◆ **DOEL**
Retourneer alle onderstaande rijen ongewijzigd, teken voor teken.

◆ **AANGELEVERD MATERIAAL**
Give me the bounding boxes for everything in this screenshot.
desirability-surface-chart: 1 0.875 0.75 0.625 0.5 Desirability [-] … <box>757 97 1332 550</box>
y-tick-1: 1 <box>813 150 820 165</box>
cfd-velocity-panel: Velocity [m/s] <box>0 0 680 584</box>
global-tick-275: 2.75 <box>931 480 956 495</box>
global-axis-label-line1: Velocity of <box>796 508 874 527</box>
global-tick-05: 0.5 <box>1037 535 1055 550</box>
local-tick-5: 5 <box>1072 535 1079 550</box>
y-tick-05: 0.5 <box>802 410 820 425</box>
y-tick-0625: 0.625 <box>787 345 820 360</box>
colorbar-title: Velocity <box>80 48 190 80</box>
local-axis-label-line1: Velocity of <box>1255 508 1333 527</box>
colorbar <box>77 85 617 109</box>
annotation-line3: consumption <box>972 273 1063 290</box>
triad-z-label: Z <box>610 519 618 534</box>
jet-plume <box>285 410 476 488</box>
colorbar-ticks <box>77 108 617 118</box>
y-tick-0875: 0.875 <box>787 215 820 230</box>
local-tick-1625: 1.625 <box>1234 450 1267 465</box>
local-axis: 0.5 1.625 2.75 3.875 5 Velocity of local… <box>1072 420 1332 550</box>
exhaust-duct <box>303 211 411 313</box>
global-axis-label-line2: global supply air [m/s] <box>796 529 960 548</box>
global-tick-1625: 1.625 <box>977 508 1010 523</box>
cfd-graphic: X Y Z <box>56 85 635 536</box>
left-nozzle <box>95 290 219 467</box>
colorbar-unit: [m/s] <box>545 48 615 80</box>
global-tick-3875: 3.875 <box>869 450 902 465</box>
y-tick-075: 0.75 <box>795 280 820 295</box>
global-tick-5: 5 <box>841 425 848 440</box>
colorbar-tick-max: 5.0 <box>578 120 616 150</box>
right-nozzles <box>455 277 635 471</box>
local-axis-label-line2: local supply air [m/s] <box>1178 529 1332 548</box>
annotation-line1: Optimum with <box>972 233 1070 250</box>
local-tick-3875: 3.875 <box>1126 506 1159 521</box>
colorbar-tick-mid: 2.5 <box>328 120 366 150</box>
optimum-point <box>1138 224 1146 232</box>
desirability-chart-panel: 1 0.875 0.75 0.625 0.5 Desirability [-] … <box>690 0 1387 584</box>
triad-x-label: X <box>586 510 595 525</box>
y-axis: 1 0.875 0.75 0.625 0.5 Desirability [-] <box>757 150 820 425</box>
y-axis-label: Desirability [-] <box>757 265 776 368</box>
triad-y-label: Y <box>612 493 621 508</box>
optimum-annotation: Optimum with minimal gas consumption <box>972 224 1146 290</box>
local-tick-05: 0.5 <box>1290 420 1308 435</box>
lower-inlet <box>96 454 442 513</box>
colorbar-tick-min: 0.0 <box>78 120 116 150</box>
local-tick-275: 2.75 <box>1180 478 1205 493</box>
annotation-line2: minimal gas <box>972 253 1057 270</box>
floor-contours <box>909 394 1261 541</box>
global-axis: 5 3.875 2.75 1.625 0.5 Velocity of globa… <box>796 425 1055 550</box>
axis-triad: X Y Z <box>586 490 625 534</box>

◆ **RESULTAAT**
Give me the bounding boxes for everything in this screenshot.
desirability-surface-chart: 1 0.875 0.75 0.625 0.5 Desirability [-] … <box>757 97 1332 550</box>
y-tick-1: 1 <box>813 150 820 165</box>
cfd-velocity-panel: Velocity [m/s] <box>0 0 680 584</box>
global-tick-275: 2.75 <box>931 480 956 495</box>
global-axis-label-line1: Velocity of <box>796 508 874 527</box>
global-tick-05: 0.5 <box>1037 535 1055 550</box>
local-tick-5: 5 <box>1072 535 1079 550</box>
y-tick-05: 0.5 <box>802 410 820 425</box>
y-tick-0625: 0.625 <box>787 345 820 360</box>
colorbar-title: Velocity <box>80 48 190 80</box>
local-axis-label-line1: Velocity of <box>1255 508 1333 527</box>
colorbar <box>77 85 617 109</box>
annotation-line3: consumption <box>972 273 1063 290</box>
triad-z-label: Z <box>610 519 618 534</box>
jet-plume <box>285 410 476 488</box>
colorbar-ticks <box>77 108 617 118</box>
y-tick-0875: 0.875 <box>787 215 820 230</box>
local-tick-1625: 1.625 <box>1234 450 1267 465</box>
local-axis: 0.5 1.625 2.75 3.875 5 Velocity of local… <box>1072 420 1332 550</box>
exhaust-duct <box>303 211 411 313</box>
global-axis-label-line2: global supply air [m/s] <box>796 529 960 548</box>
global-tick-1625: 1.625 <box>977 508 1010 523</box>
cfd-graphic: X Y Z <box>56 85 635 536</box>
left-nozzle <box>95 290 219 467</box>
colorbar-unit: [m/s] <box>545 48 615 80</box>
global-tick-3875: 3.875 <box>869 450 902 465</box>
y-tick-075: 0.75 <box>795 280 820 295</box>
global-tick-5: 5 <box>841 425 848 440</box>
colorbar-tick-max: 5.0 <box>578 120 616 150</box>
right-nozzles <box>455 277 635 471</box>
local-axis-label-line2: local supply air [m/s] <box>1178 529 1332 548</box>
annotation-line1: Optimum with <box>972 233 1070 250</box>
local-tick-3875: 3.875 <box>1126 506 1159 521</box>
colorbar-tick-mid: 2.5 <box>328 120 366 150</box>
optimum-point <box>1138 224 1146 232</box>
desirability-chart-panel: 1 0.875 0.75 0.625 0.5 Desirability [-] … <box>690 0 1387 584</box>
triad-x-label: X <box>586 510 595 525</box>
y-axis: 1 0.875 0.75 0.625 0.5 Desirability [-] <box>757 150 820 425</box>
y-axis-label: Desirability [-] <box>757 265 776 368</box>
triad-y-label: Y <box>612 493 621 508</box>
optimum-annotation: Optimum with minimal gas consumption <box>972 224 1146 290</box>
local-tick-05: 0.5 <box>1290 420 1308 435</box>
lower-inlet <box>96 454 442 513</box>
colorbar-tick-min: 0.0 <box>78 120 116 150</box>
local-tick-275: 2.75 <box>1180 478 1205 493</box>
annotation-line2: minimal gas <box>972 253 1057 270</box>
floor-contours <box>909 394 1261 541</box>
global-axis: 5 3.875 2.75 1.625 0.5 Velocity of globa… <box>796 425 1055 550</box>
axis-triad: X Y Z <box>586 490 625 534</box>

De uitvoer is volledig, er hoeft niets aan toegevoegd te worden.